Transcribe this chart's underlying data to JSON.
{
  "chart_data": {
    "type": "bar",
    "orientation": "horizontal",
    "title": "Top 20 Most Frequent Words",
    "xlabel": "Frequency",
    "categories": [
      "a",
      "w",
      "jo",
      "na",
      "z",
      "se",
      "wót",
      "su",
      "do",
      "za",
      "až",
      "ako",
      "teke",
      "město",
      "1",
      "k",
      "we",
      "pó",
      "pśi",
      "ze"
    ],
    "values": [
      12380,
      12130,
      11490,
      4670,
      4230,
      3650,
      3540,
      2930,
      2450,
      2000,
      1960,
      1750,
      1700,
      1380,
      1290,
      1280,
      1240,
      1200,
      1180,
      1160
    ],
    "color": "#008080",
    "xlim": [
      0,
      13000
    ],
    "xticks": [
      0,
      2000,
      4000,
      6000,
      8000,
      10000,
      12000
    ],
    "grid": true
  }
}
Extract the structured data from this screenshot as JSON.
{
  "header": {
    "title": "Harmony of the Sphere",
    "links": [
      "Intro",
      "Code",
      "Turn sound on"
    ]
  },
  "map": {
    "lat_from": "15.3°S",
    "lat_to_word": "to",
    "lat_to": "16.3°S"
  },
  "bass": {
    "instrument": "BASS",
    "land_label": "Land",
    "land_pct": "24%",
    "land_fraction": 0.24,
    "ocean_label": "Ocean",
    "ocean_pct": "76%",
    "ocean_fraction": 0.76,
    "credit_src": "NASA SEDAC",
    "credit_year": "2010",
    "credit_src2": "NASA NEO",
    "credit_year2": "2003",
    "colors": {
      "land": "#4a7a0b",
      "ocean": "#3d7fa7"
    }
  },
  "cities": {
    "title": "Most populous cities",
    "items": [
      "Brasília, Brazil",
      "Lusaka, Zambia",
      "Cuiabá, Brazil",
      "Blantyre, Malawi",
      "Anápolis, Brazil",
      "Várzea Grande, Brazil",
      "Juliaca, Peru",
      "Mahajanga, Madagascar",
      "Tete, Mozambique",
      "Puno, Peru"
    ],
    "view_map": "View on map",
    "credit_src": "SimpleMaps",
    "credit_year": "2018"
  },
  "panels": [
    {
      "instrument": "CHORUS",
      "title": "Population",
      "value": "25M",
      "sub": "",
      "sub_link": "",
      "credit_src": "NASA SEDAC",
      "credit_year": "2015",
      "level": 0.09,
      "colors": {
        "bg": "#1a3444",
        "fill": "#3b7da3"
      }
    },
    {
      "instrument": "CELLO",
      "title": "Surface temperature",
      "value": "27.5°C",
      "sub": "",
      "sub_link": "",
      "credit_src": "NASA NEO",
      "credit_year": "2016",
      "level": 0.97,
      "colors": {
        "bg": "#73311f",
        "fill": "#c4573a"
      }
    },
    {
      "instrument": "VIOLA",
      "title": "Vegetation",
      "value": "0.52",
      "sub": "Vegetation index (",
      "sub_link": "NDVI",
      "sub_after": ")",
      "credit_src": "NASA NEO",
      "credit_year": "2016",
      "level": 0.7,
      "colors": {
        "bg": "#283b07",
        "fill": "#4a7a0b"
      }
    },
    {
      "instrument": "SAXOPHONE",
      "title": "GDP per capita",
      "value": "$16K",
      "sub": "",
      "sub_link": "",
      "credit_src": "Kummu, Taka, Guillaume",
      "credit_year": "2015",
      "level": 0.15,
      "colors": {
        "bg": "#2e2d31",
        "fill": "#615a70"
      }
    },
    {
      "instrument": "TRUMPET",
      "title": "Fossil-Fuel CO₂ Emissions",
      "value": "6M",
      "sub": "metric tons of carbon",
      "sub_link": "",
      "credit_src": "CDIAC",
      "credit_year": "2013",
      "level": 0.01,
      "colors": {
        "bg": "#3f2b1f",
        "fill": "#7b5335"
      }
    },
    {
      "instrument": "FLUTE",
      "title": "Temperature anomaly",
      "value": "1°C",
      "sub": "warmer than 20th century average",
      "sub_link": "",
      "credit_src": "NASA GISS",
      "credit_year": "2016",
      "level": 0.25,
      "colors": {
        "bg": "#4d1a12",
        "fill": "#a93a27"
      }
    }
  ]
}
──────────
-- YOUR INSTRUCTIONS --
From the records above, please extract every line and repeat it exactly.

-- OUTPUT BELOW --
Transcribe this chart's underlying data to JSON.
{
  "chart_data": {
    "type": "bar",
    "orientation": "horizontal",
    "title": "Top 20 Most Frequent Words",
    "xlabel": "Frequency",
    "categories": [
      "a",
      "w",
      "jo",
      "na",
      "z",
      "se",
      "wót",
      "su",
      "do",
      "za",
      "až",
      "ako",
      "teke",
      "město",
      "1",
      "k",
      "we",
      "pó",
      "pśi",
      "ze"
    ],
    "values": [
      12380,
      12130,
      11490,
      4670,
      4230,
      3650,
      3540,
      2930,
      2450,
      2000,
      1960,
      1750,
      1700,
      1380,
      1290,
      1280,
      1240,
      1200,
      1180,
      1160
    ],
    "color": "#008080",
    "xlim": [
      0,
      13000
    ],
    "xticks": [
      0,
      2000,
      4000,
      6000,
      8000,
      10000,
      12000
    ],
    "grid": true
  }
}
Extract the structured data from this screenshot as JSON.
{
  "header": {
    "title": "Harmony of the Sphere",
    "links": [
      "Intro",
      "Code",
      "Turn sound on"
    ]
  },
  "map": {
    "lat_from": "15.3°S",
    "lat_to_word": "to",
    "lat_to": "16.3°S"
  },
  "bass": {
    "instrument": "BASS",
    "land_label": "Land",
    "land_pct": "24%",
    "land_fraction": 0.24,
    "ocean_label": "Ocean",
    "ocean_pct": "76%",
    "ocean_fraction": 0.76,
    "credit_src": "NASA SEDAC",
    "credit_year": "2010",
    "credit_src2": "NASA NEO",
    "credit_year2": "2003",
    "colors": {
      "land": "#4a7a0b",
      "ocean": "#3d7fa7"
    }
  },
  "cities": {
    "title": "Most populous cities",
    "items": [
      "Brasília, Brazil",
      "Lusaka, Zambia",
      "Cuiabá, Brazil",
      "Blantyre, Malawi",
      "Anápolis, Brazil",
      "Várzea Grande, Brazil",
      "Juliaca, Peru",
      "Mahajanga, Madagascar",
      "Tete, Mozambique",
      "Puno, Peru"
    ],
    "view_map": "View on map",
    "credit_src": "SimpleMaps",
    "credit_year": "2018"
  },
  "panels": [
    {
      "instrument": "CHORUS",
      "title": "Population",
      "value": "25M",
      "sub": "",
      "sub_link": "",
      "credit_src": "NASA SEDAC",
      "credit_year": "2015",
      "level": 0.09,
      "colors": {
        "bg": "#1a3444",
        "fill": "#3b7da3"
      }
    },
    {
      "instrument": "CELLO",
      "title": "Surface temperature",
      "value": "27.5°C",
      "sub": "",
      "sub_link": "",
      "credit_src": "NASA NEO",
      "credit_year": "2016",
      "level": 0.97,
      "colors": {
        "bg": "#73311f",
        "fill": "#c4573a"
      }
    },
    {
      "instrument": "VIOLA",
      "title": "Vegetation",
      "value": "0.52",
      "sub": "Vegetation index (",
      "sub_link": "NDVI",
      "sub_after": ")",
      "credit_src": "NASA NEO",
      "credit_year": "2016",
      "level": 0.7,
      "colors": {
        "bg": "#283b07",
        "fill": "#4a7a0b"
      }
    },
    {
      "instrument": "SAXOPHONE",
      "title": "GDP per capita",
      "value": "$16K",
      "sub": "",
      "sub_link": "",
      "credit_src": "Kummu, Taka, Guillaume",
      "credit_year": "2015",
      "level": 0.15,
      "colors": {
        "bg": "#2e2d31",
        "fill": "#615a70"
      }
    },
    {
      "instrument": "TRUMPET",
      "title": "Fossil-Fuel CO₂ Emissions",
      "value": "6M",
      "sub": "metric tons of carbon",
      "sub_link": "",
      "credit_src": "CDIAC",
      "credit_year": "2013",
      "level": 0.01,
      "colors": {
        "bg": "#3f2b1f",
        "fill": "#7b5335"
      }
    },
    {
      "instrument": "FLUTE",
      "title": "Temperature anomaly",
      "value": "1°C",
      "sub": "warmer than 20th century average",
      "sub_link": "",
      "credit_src": "NASA GISS",
      "credit_year": "2016",
      "level": 0.25,
      "colors": {
        "bg": "#4d1a12",
        "fill": "#a93a27"
      }
    }
  ]
}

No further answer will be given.